[Stored data entries]
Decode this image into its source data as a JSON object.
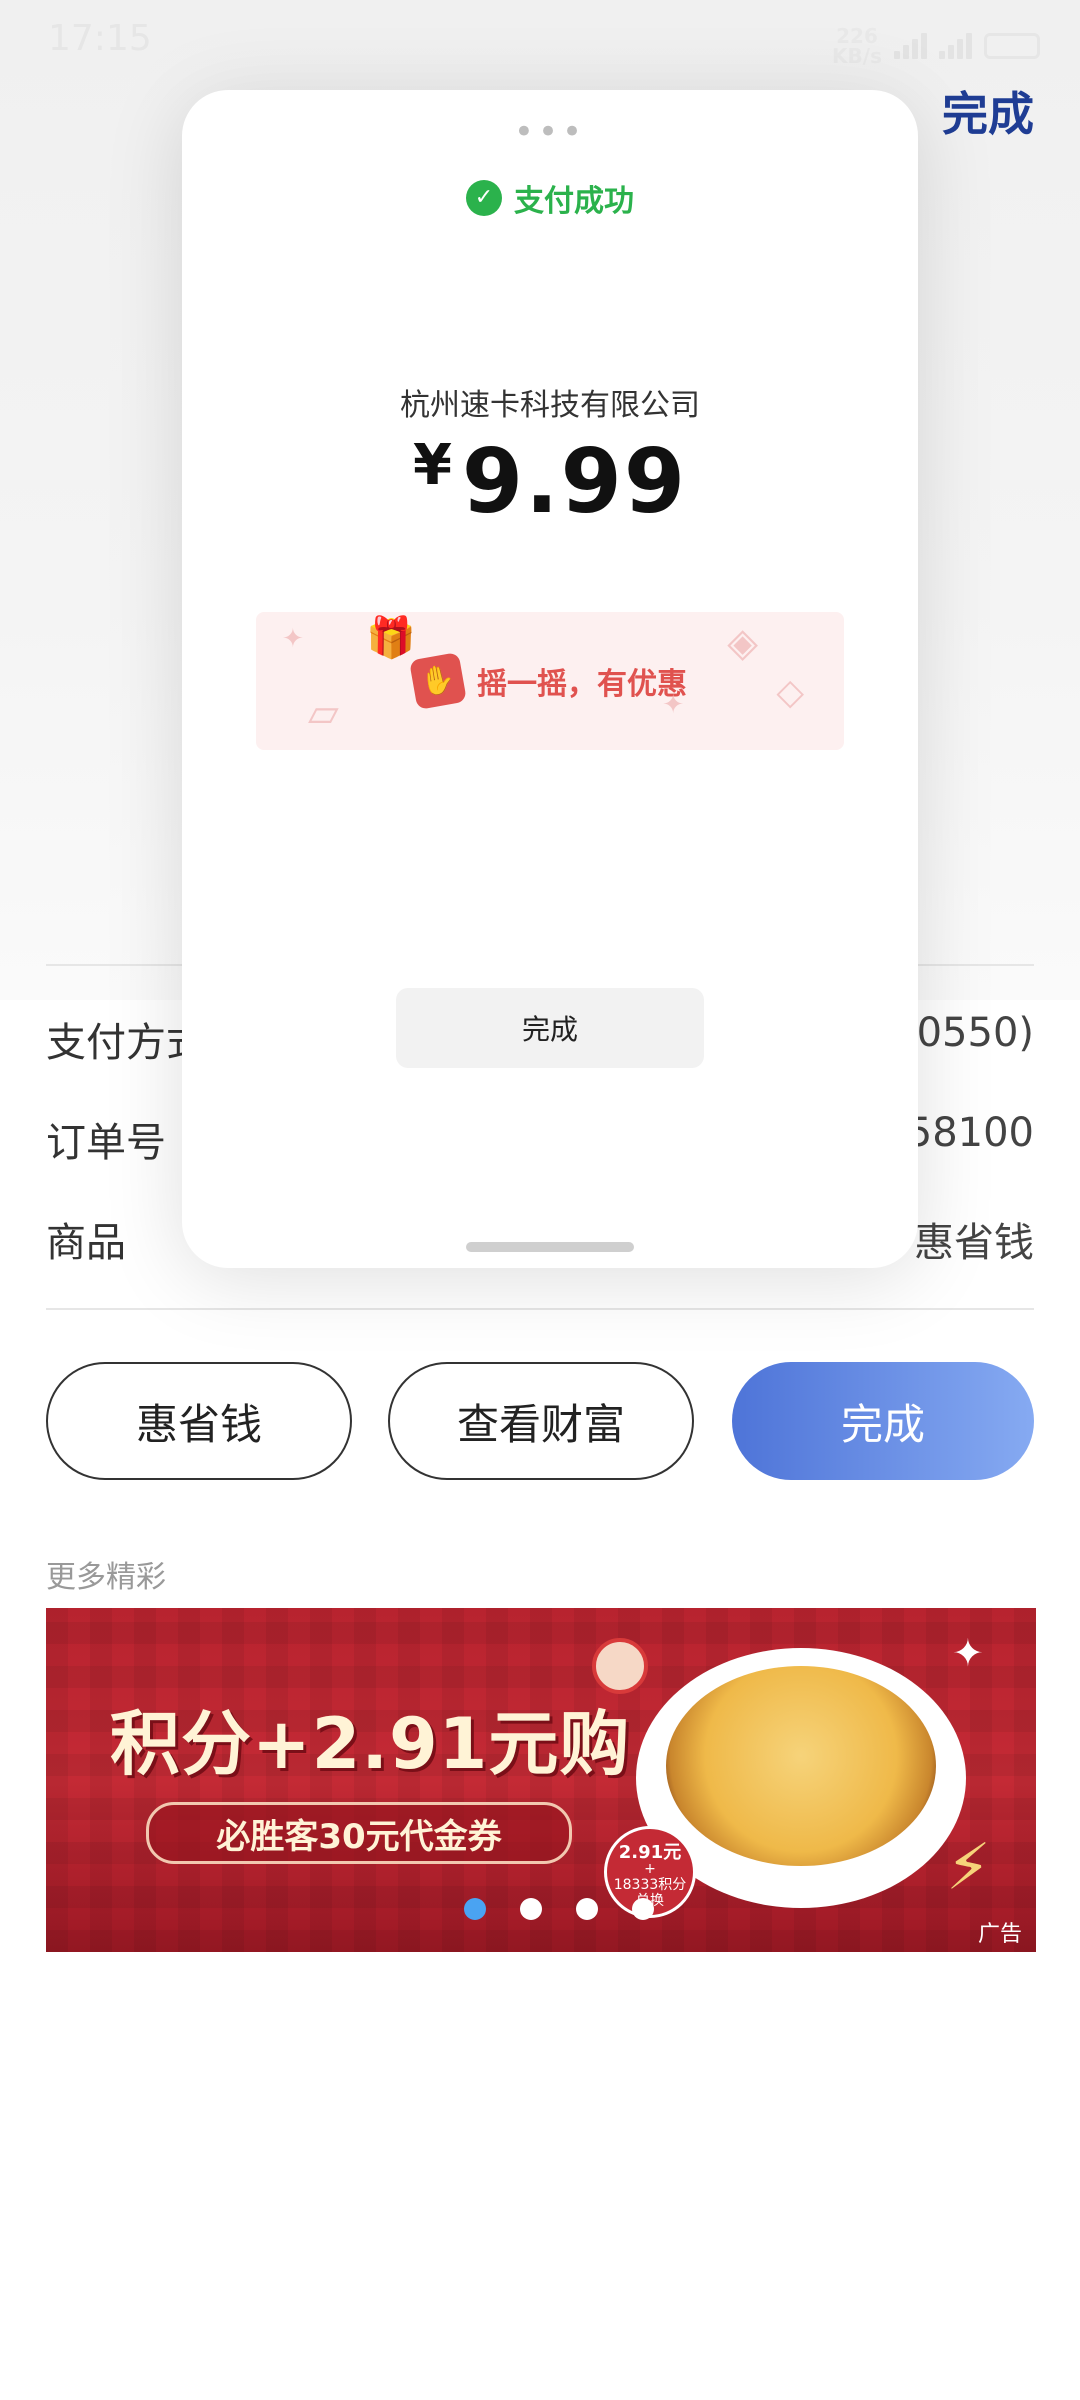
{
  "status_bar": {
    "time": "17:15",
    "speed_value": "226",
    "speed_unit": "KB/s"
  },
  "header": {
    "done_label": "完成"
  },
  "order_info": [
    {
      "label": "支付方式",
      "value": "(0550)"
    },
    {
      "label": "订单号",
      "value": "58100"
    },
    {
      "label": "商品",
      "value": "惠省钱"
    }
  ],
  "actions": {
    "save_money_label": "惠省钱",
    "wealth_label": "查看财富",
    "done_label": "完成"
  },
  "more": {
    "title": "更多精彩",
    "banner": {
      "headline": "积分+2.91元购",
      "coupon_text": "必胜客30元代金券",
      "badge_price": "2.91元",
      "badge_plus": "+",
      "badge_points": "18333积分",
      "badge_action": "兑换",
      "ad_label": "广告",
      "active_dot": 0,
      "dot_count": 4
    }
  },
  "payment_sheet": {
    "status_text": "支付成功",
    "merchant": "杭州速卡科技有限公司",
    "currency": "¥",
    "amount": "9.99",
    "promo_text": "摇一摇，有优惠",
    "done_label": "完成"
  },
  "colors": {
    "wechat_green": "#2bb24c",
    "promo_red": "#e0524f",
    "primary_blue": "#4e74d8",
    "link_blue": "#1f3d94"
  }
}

Problem description -> Reproduce the listing above exactly, excluding all pictures.

Solution for this exercise ->
Decode this image into its source data as a JSON object.
{
  "status_bar": {
    "time": "17:15",
    "speed_value": "226",
    "speed_unit": "KB/s"
  },
  "header": {
    "done_label": "完成"
  },
  "order_info": [
    {
      "label": "支付方式",
      "value": "(0550)"
    },
    {
      "label": "订单号",
      "value": "58100"
    },
    {
      "label": "商品",
      "value": "惠省钱"
    }
  ],
  "actions": {
    "save_money_label": "惠省钱",
    "wealth_label": "查看财富",
    "done_label": "完成"
  },
  "more": {
    "title": "更多精彩",
    "banner": {
      "headline": "积分+2.91元购",
      "coupon_text": "必胜客30元代金券",
      "badge_price": "2.91元",
      "badge_plus": "+",
      "badge_points": "18333积分",
      "badge_action": "兑换",
      "ad_label": "广告",
      "active_dot": 0,
      "dot_count": 4
    }
  },
  "payment_sheet": {
    "status_text": "支付成功",
    "merchant": "杭州速卡科技有限公司",
    "currency": "¥",
    "amount": "9.99",
    "promo_text": "摇一摇，有优惠",
    "done_label": "完成"
  },
  "colors": {
    "wechat_green": "#2bb24c",
    "promo_red": "#e0524f",
    "primary_blue": "#4e74d8",
    "link_blue": "#1f3d94"
  }
}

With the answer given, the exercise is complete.